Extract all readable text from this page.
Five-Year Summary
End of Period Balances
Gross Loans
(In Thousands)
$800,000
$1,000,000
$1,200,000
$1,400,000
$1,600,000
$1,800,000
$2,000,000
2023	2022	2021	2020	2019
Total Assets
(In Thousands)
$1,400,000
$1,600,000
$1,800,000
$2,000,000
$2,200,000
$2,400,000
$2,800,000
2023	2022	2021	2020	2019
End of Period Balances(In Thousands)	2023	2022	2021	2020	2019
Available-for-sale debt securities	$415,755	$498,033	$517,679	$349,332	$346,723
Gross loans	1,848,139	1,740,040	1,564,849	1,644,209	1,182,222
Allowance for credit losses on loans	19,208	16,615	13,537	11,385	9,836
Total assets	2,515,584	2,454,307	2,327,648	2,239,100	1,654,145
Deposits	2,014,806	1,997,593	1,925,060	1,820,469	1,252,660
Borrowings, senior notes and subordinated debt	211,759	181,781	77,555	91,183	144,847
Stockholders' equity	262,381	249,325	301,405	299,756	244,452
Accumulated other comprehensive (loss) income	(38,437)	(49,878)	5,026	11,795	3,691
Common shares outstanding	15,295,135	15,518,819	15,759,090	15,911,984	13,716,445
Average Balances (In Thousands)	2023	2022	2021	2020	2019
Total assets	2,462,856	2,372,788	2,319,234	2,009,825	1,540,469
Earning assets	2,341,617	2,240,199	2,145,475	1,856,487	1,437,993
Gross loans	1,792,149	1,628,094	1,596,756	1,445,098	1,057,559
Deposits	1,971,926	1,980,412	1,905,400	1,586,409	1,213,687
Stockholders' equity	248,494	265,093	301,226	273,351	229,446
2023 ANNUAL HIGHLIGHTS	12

------------------------------------------------------------

The request:
The listing above should be transcribed in full, exactly as written.

Solution for this task:
Extract all readable text from this page.
Five-Year Summary
End of Period Balances
Gross Loans
(In Thousands)
$800,000
$1,000,000
$1,200,000
$1,400,000
$1,600,000
$1,800,000
$2,000,000
2023	2022	2021	2020	2019
Total Assets
(In Thousands)
$1,400,000
$1,600,000
$1,800,000
$2,000,000
$2,200,000
$2,400,000
$2,800,000
2023	2022	2021	2020	2019
End of Period Balances(In Thousands)	2023	2022	2021	2020	2019
Available-for-sale debt securities	$415,755	$498,033	$517,679	$349,332	$346,723
Gross loans	1,848,139	1,740,040	1,564,849	1,644,209	1,182,222
Allowance for credit losses on loans	19,208	16,615	13,537	11,385	9,836
Total assets	2,515,584	2,454,307	2,327,648	2,239,100	1,654,145
Deposits	2,014,806	1,997,593	1,925,060	1,820,469	1,252,660
Borrowings, senior notes and subordinated debt	211,759	181,781	77,555	91,183	144,847
Stockholders' equity	262,381	249,325	301,405	299,756	244,452
Accumulated other comprehensive (loss) income	(38,437)	(49,878)	5,026	11,795	3,691
Common shares outstanding	15,295,135	15,518,819	15,759,090	15,911,984	13,716,445
Average Balances (In Thousands)	2023	2022	2021	2020	2019
Total assets	2,462,856	2,372,788	2,319,234	2,009,825	1,540,469
Earning assets	2,341,617	2,240,199	2,145,475	1,856,487	1,437,993
Gross loans	1,792,149	1,628,094	1,596,756	1,445,098	1,057,559
Deposits	1,971,926	1,980,412	1,905,400	1,586,409	1,213,687
Stockholders' equity	248,494	265,093	301,226	273,351	229,446
2023 ANNUAL HIGHLIGHTS	12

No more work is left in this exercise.